- Recorded data -
━━━━━━

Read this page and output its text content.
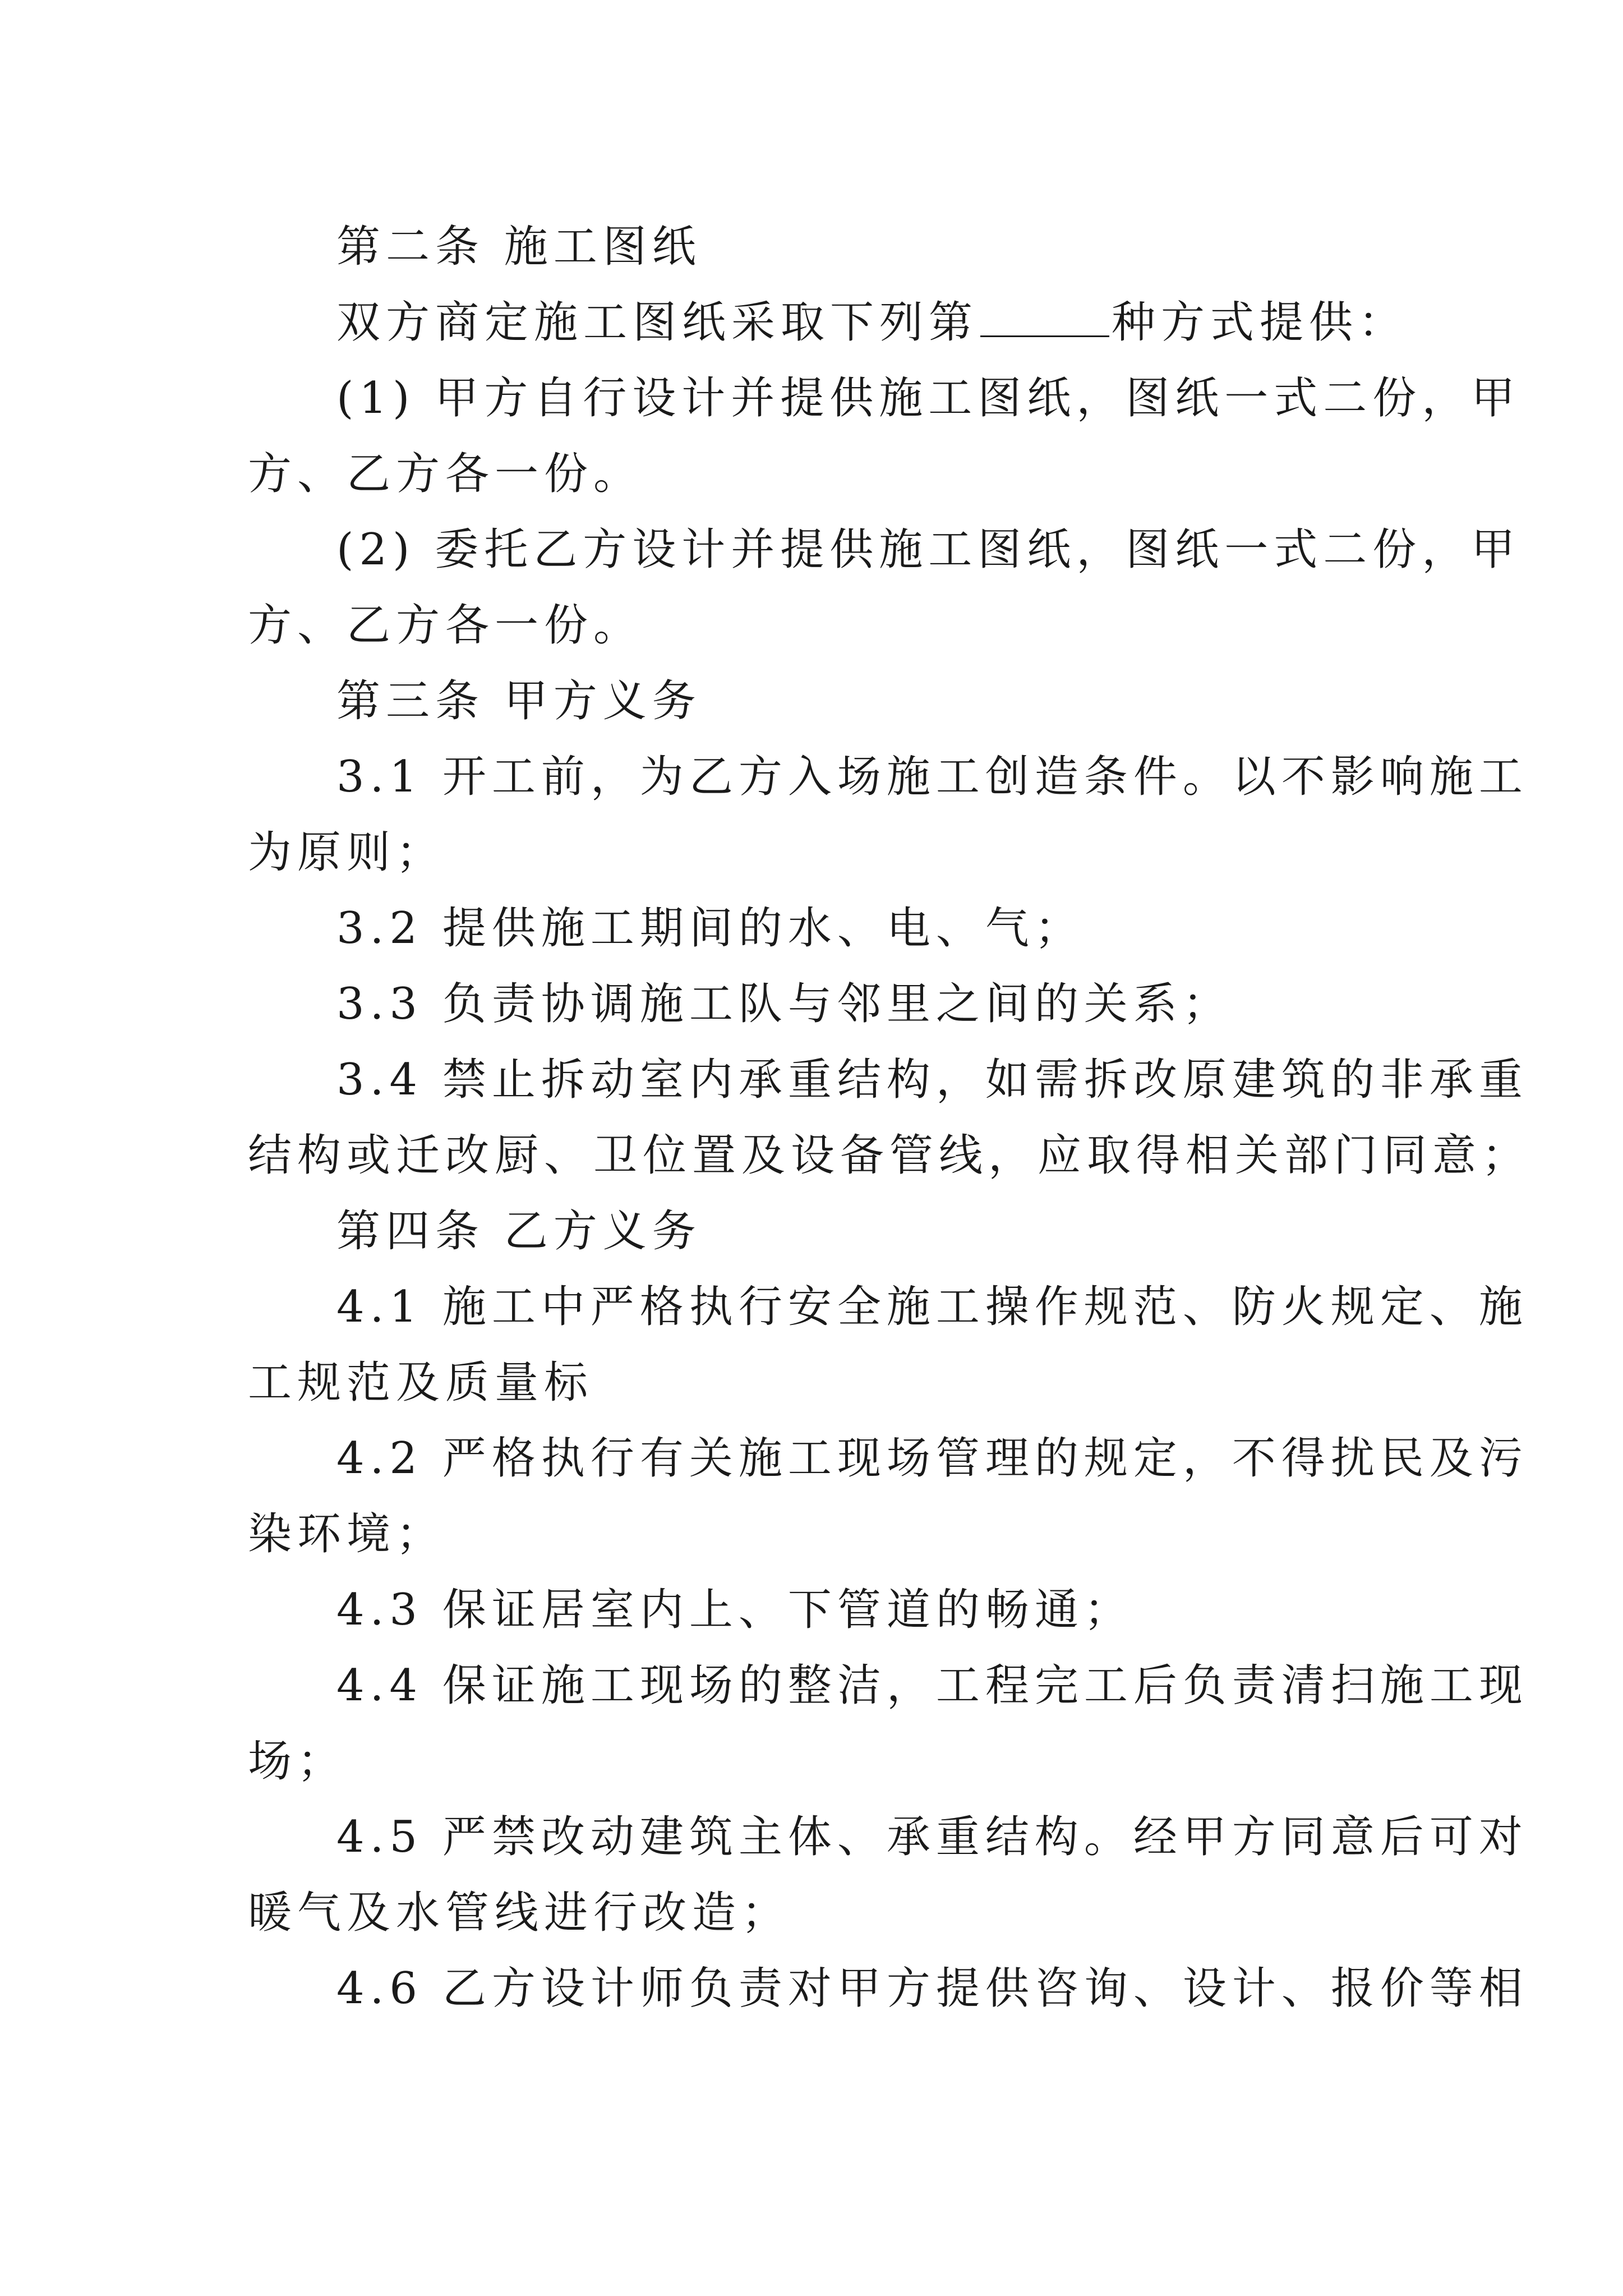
第二条 施工图纸
双方商定施工图纸采取下列第	种方式提供：
(1) 甲方自行设计并提供施工图纸，图纸一式二份，甲
方、乙方各一份。
(2) 委托乙方设计并提供施工图纸，图纸一式二份，甲
方、乙方各一份。
第三条 甲方义务
3.1 开工前，为乙方入场施工创造条件。以不影响施工
为原则；
3.2 提供施工期间的水、电、气；
3.3 负责协调施工队与邻里之间的关系；
3.4 禁止拆动室内承重结构，如需拆改原建筑的非承重
结构或迁改厨、卫位置及设备管线，应取得相关部门同意；
第四条 乙方义务
4.1 施工中严格执行安全施工操作规范、防火规定、施
工规范及质量标
4.2 严格执行有关施工现场管理的规定，不得扰民及污
染环境；
4.3 保证居室内上、下管道的畅通；
4.4 保证施工现场的整洁，工程完工后负责清扫施工现
场；
4.5 严禁改动建筑主体、承重结构。经甲方同意后可对
暖气及水管线进行改造；
4.6 乙方设计师负责对甲方提供咨询、设计、报价等相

━━━━━━

- Exercise -
Write out the full listing verbatim, excluding its pictures.

- Answer for this exercise -
Read this page and output its text content.
第二条 施工图纸
双方商定施工图纸采取下列第	种方式提供：
(1) 甲方自行设计并提供施工图纸，图纸一式二份，甲
方、乙方各一份。
(2) 委托乙方设计并提供施工图纸，图纸一式二份，甲
方、乙方各一份。
第三条 甲方义务
3.1 开工前，为乙方入场施工创造条件。以不影响施工
为原则；
3.2 提供施工期间的水、电、气；
3.3 负责协调施工队与邻里之间的关系；
3.4 禁止拆动室内承重结构，如需拆改原建筑的非承重
结构或迁改厨、卫位置及设备管线，应取得相关部门同意；
第四条 乙方义务
4.1 施工中严格执行安全施工操作规范、防火规定、施
工规范及质量标
4.2 严格执行有关施工现场管理的规定，不得扰民及污
染环境；
4.3 保证居室内上、下管道的畅通；
4.4 保证施工现场的整洁，工程完工后负责清扫施工现
场；
4.5 严禁改动建筑主体、承重结构。经甲方同意后可对
暖气及水管线进行改造；
4.6 乙方设计师负责对甲方提供咨询、设计、报价等相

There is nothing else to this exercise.